- _Your task_
Would you transcribe the whole listing exactly, minus its pictures?

- _Stored records_
◆ ◆ ◆ ◆ ◆
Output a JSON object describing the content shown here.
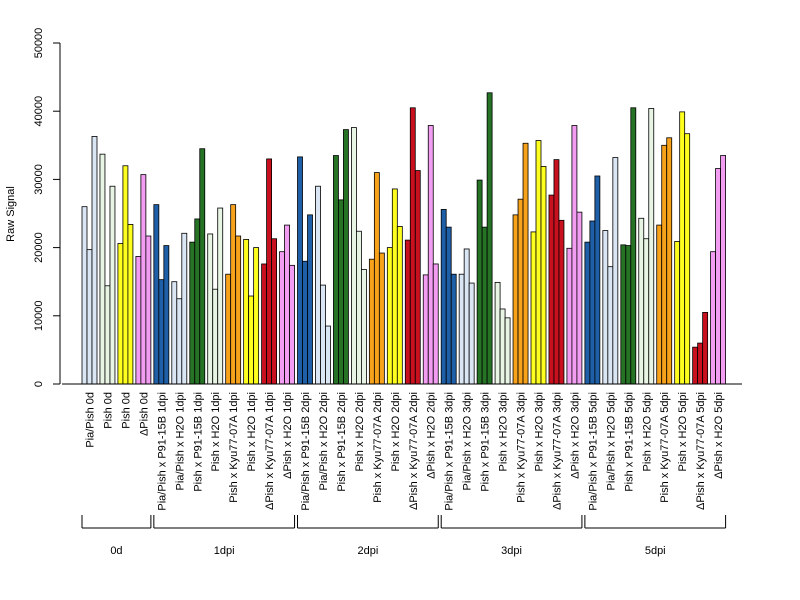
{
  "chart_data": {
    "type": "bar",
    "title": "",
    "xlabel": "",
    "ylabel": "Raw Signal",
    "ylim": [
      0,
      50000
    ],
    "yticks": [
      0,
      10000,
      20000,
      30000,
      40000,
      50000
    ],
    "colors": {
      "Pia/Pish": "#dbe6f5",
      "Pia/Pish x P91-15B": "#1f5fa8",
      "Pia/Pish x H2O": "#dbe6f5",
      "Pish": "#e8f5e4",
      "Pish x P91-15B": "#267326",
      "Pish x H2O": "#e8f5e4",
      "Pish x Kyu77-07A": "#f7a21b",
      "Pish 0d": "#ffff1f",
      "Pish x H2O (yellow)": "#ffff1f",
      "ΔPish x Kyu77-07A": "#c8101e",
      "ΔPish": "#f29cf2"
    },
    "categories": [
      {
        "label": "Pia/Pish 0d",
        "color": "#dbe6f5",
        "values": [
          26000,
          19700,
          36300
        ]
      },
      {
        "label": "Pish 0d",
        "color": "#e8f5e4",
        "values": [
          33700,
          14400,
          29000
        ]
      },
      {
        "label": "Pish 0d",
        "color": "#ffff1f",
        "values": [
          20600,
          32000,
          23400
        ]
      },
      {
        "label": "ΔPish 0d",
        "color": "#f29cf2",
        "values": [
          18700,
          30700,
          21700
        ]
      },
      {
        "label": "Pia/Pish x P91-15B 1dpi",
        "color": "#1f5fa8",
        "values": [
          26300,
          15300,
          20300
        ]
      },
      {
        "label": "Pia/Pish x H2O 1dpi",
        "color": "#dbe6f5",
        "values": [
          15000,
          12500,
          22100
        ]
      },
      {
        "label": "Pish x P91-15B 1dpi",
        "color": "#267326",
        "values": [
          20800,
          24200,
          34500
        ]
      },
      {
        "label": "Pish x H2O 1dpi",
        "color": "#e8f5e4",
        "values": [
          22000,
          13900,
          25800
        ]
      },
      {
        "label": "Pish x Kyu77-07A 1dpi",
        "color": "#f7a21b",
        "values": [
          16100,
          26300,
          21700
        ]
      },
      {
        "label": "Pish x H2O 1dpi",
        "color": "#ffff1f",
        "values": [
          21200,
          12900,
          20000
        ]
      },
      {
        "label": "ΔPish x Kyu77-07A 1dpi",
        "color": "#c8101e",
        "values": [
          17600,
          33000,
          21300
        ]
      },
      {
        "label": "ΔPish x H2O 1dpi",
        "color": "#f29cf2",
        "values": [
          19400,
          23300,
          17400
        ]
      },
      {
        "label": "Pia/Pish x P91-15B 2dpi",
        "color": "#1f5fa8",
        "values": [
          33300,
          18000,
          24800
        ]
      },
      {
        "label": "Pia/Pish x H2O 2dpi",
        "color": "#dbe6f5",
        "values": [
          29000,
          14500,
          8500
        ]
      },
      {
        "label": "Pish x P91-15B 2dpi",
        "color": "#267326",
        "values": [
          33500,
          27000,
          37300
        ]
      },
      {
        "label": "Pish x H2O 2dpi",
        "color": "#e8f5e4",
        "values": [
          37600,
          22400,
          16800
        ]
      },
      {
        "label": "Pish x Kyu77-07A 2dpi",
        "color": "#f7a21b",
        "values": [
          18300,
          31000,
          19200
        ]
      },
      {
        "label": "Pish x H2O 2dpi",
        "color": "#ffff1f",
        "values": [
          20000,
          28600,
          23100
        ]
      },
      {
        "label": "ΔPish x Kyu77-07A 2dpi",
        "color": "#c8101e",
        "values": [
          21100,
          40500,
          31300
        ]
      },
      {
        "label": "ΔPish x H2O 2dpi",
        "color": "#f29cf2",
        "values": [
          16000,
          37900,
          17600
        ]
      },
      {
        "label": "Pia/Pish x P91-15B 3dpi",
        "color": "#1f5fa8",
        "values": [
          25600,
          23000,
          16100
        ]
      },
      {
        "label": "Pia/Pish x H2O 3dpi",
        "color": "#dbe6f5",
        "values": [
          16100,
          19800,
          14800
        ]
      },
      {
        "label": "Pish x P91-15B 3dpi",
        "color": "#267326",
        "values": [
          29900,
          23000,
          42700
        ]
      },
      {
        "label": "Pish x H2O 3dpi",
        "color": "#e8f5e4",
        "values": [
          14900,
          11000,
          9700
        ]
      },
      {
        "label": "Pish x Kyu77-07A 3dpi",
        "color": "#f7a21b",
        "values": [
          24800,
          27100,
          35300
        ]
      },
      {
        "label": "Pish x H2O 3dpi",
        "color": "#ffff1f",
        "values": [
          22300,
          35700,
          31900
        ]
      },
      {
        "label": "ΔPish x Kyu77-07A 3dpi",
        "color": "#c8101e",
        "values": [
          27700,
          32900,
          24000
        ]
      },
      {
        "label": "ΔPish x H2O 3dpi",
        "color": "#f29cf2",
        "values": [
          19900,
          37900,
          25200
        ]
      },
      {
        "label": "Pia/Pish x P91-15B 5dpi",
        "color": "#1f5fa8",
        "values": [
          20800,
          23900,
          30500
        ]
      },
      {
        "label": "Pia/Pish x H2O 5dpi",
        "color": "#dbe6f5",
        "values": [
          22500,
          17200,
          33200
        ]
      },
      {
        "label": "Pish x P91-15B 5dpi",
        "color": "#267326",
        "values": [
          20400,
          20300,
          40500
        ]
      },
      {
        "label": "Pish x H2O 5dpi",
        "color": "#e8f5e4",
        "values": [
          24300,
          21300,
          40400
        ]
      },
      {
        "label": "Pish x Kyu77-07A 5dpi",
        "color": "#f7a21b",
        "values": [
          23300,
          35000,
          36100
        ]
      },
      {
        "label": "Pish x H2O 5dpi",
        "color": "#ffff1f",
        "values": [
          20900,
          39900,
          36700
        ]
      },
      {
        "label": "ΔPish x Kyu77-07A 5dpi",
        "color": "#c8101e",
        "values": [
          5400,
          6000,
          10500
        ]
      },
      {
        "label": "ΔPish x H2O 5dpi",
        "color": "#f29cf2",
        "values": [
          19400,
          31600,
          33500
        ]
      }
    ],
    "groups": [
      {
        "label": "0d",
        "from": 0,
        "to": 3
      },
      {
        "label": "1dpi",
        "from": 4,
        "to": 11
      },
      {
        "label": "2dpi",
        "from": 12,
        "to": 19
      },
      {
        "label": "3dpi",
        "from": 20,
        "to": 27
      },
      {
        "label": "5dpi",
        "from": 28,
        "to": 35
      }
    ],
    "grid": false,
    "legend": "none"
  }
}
◆ ◆ ◆ ◆ ◆
- _Result_
Output a JSON object describing the content shown here.
{
  "chart_data": {
    "type": "bar",
    "title": "",
    "xlabel": "",
    "ylabel": "Raw Signal",
    "ylim": [
      0,
      50000
    ],
    "yticks": [
      0,
      10000,
      20000,
      30000,
      40000,
      50000
    ],
    "colors": {
      "Pia/Pish": "#dbe6f5",
      "Pia/Pish x P91-15B": "#1f5fa8",
      "Pia/Pish x H2O": "#dbe6f5",
      "Pish": "#e8f5e4",
      "Pish x P91-15B": "#267326",
      "Pish x H2O": "#e8f5e4",
      "Pish x Kyu77-07A": "#f7a21b",
      "Pish 0d": "#ffff1f",
      "Pish x H2O (yellow)": "#ffff1f",
      "ΔPish x Kyu77-07A": "#c8101e",
      "ΔPish": "#f29cf2"
    },
    "categories": [
      {
        "label": "Pia/Pish 0d",
        "color": "#dbe6f5",
        "values": [
          26000,
          19700,
          36300
        ]
      },
      {
        "label": "Pish 0d",
        "color": "#e8f5e4",
        "values": [
          33700,
          14400,
          29000
        ]
      },
      {
        "label": "Pish 0d",
        "color": "#ffff1f",
        "values": [
          20600,
          32000,
          23400
        ]
      },
      {
        "label": "ΔPish 0d",
        "color": "#f29cf2",
        "values": [
          18700,
          30700,
          21700
        ]
      },
      {
        "label": "Pia/Pish x P91-15B 1dpi",
        "color": "#1f5fa8",
        "values": [
          26300,
          15300,
          20300
        ]
      },
      {
        "label": "Pia/Pish x H2O 1dpi",
        "color": "#dbe6f5",
        "values": [
          15000,
          12500,
          22100
        ]
      },
      {
        "label": "Pish x P91-15B 1dpi",
        "color": "#267326",
        "values": [
          20800,
          24200,
          34500
        ]
      },
      {
        "label": "Pish x H2O 1dpi",
        "color": "#e8f5e4",
        "values": [
          22000,
          13900,
          25800
        ]
      },
      {
        "label": "Pish x Kyu77-07A 1dpi",
        "color": "#f7a21b",
        "values": [
          16100,
          26300,
          21700
        ]
      },
      {
        "label": "Pish x H2O 1dpi",
        "color": "#ffff1f",
        "values": [
          21200,
          12900,
          20000
        ]
      },
      {
        "label": "ΔPish x Kyu77-07A 1dpi",
        "color": "#c8101e",
        "values": [
          17600,
          33000,
          21300
        ]
      },
      {
        "label": "ΔPish x H2O 1dpi",
        "color": "#f29cf2",
        "values": [
          19400,
          23300,
          17400
        ]
      },
      {
        "label": "Pia/Pish x P91-15B 2dpi",
        "color": "#1f5fa8",
        "values": [
          33300,
          18000,
          24800
        ]
      },
      {
        "label": "Pia/Pish x H2O 2dpi",
        "color": "#dbe6f5",
        "values": [
          29000,
          14500,
          8500
        ]
      },
      {
        "label": "Pish x P91-15B 2dpi",
        "color": "#267326",
        "values": [
          33500,
          27000,
          37300
        ]
      },
      {
        "label": "Pish x H2O 2dpi",
        "color": "#e8f5e4",
        "values": [
          37600,
          22400,
          16800
        ]
      },
      {
        "label": "Pish x Kyu77-07A 2dpi",
        "color": "#f7a21b",
        "values": [
          18300,
          31000,
          19200
        ]
      },
      {
        "label": "Pish x H2O 2dpi",
        "color": "#ffff1f",
        "values": [
          20000,
          28600,
          23100
        ]
      },
      {
        "label": "ΔPish x Kyu77-07A 2dpi",
        "color": "#c8101e",
        "values": [
          21100,
          40500,
          31300
        ]
      },
      {
        "label": "ΔPish x H2O 2dpi",
        "color": "#f29cf2",
        "values": [
          16000,
          37900,
          17600
        ]
      },
      {
        "label": "Pia/Pish x P91-15B 3dpi",
        "color": "#1f5fa8",
        "values": [
          25600,
          23000,
          16100
        ]
      },
      {
        "label": "Pia/Pish x H2O 3dpi",
        "color": "#dbe6f5",
        "values": [
          16100,
          19800,
          14800
        ]
      },
      {
        "label": "Pish x P91-15B 3dpi",
        "color": "#267326",
        "values": [
          29900,
          23000,
          42700
        ]
      },
      {
        "label": "Pish x H2O 3dpi",
        "color": "#e8f5e4",
        "values": [
          14900,
          11000,
          9700
        ]
      },
      {
        "label": "Pish x Kyu77-07A 3dpi",
        "color": "#f7a21b",
        "values": [
          24800,
          27100,
          35300
        ]
      },
      {
        "label": "Pish x H2O 3dpi",
        "color": "#ffff1f",
        "values": [
          22300,
          35700,
          31900
        ]
      },
      {
        "label": "ΔPish x Kyu77-07A 3dpi",
        "color": "#c8101e",
        "values": [
          27700,
          32900,
          24000
        ]
      },
      {
        "label": "ΔPish x H2O 3dpi",
        "color": "#f29cf2",
        "values": [
          19900,
          37900,
          25200
        ]
      },
      {
        "label": "Pia/Pish x P91-15B 5dpi",
        "color": "#1f5fa8",
        "values": [
          20800,
          23900,
          30500
        ]
      },
      {
        "label": "Pia/Pish x H2O 5dpi",
        "color": "#dbe6f5",
        "values": [
          22500,
          17200,
          33200
        ]
      },
      {
        "label": "Pish x P91-15B 5dpi",
        "color": "#267326",
        "values": [
          20400,
          20300,
          40500
        ]
      },
      {
        "label": "Pish x H2O 5dpi",
        "color": "#e8f5e4",
        "values": [
          24300,
          21300,
          40400
        ]
      },
      {
        "label": "Pish x Kyu77-07A 5dpi",
        "color": "#f7a21b",
        "values": [
          23300,
          35000,
          36100
        ]
      },
      {
        "label": "Pish x H2O 5dpi",
        "color": "#ffff1f",
        "values": [
          20900,
          39900,
          36700
        ]
      },
      {
        "label": "ΔPish x Kyu77-07A 5dpi",
        "color": "#c8101e",
        "values": [
          5400,
          6000,
          10500
        ]
      },
      {
        "label": "ΔPish x H2O 5dpi",
        "color": "#f29cf2",
        "values": [
          19400,
          31600,
          33500
        ]
      }
    ],
    "groups": [
      {
        "label": "0d",
        "from": 0,
        "to": 3
      },
      {
        "label": "1dpi",
        "from": 4,
        "to": 11
      },
      {
        "label": "2dpi",
        "from": 12,
        "to": 19
      },
      {
        "label": "3dpi",
        "from": 20,
        "to": 27
      },
      {
        "label": "5dpi",
        "from": 28,
        "to": 35
      }
    ],
    "grid": false,
    "legend": "none"
  }
}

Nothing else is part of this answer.